Drop the pictures, then extract the listing word for word.

************

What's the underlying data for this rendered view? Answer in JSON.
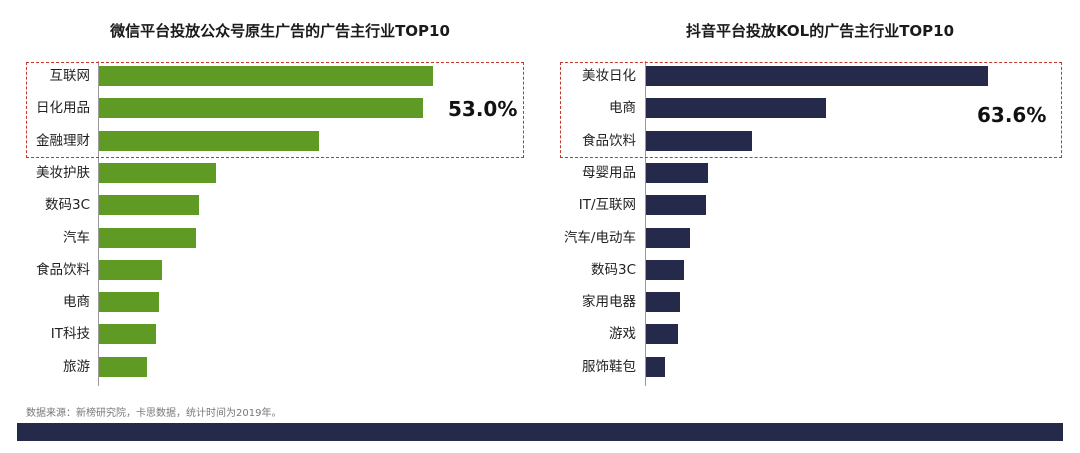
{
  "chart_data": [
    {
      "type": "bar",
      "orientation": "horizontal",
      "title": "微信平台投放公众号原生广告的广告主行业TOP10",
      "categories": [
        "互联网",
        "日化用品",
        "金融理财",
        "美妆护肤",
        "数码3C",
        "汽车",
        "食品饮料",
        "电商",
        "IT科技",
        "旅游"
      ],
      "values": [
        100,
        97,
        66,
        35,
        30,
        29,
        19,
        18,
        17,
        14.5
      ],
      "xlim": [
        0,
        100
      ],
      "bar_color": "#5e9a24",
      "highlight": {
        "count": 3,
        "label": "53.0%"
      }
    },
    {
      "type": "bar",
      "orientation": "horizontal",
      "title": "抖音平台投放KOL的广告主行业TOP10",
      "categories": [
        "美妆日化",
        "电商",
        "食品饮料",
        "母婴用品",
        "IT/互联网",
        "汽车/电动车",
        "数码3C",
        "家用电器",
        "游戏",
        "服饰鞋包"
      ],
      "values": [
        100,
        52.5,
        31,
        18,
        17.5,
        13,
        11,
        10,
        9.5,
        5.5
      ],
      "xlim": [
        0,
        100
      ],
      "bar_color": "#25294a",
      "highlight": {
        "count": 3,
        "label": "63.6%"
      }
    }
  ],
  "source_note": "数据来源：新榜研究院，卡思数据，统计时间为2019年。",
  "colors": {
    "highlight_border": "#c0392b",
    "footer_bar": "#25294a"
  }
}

************

§ Solved exercise:
What's the underlying data for this rendered view? Answer in JSON.
{
  "chart_data": [
    {
      "type": "bar",
      "orientation": "horizontal",
      "title": "微信平台投放公众号原生广告的广告主行业TOP10",
      "categories": [
        "互联网",
        "日化用品",
        "金融理财",
        "美妆护肤",
        "数码3C",
        "汽车",
        "食品饮料",
        "电商",
        "IT科技",
        "旅游"
      ],
      "values": [
        100,
        97,
        66,
        35,
        30,
        29,
        19,
        18,
        17,
        14.5
      ],
      "xlim": [
        0,
        100
      ],
      "bar_color": "#5e9a24",
      "highlight": {
        "count": 3,
        "label": "53.0%"
      }
    },
    {
      "type": "bar",
      "orientation": "horizontal",
      "title": "抖音平台投放KOL的广告主行业TOP10",
      "categories": [
        "美妆日化",
        "电商",
        "食品饮料",
        "母婴用品",
        "IT/互联网",
        "汽车/电动车",
        "数码3C",
        "家用电器",
        "游戏",
        "服饰鞋包"
      ],
      "values": [
        100,
        52.5,
        31,
        18,
        17.5,
        13,
        11,
        10,
        9.5,
        5.5
      ],
      "xlim": [
        0,
        100
      ],
      "bar_color": "#25294a",
      "highlight": {
        "count": 3,
        "label": "63.6%"
      }
    }
  ],
  "source_note": "数据来源：新榜研究院，卡思数据，统计时间为2019年。",
  "colors": {
    "highlight_border": "#c0392b",
    "footer_bar": "#25294a"
  }
}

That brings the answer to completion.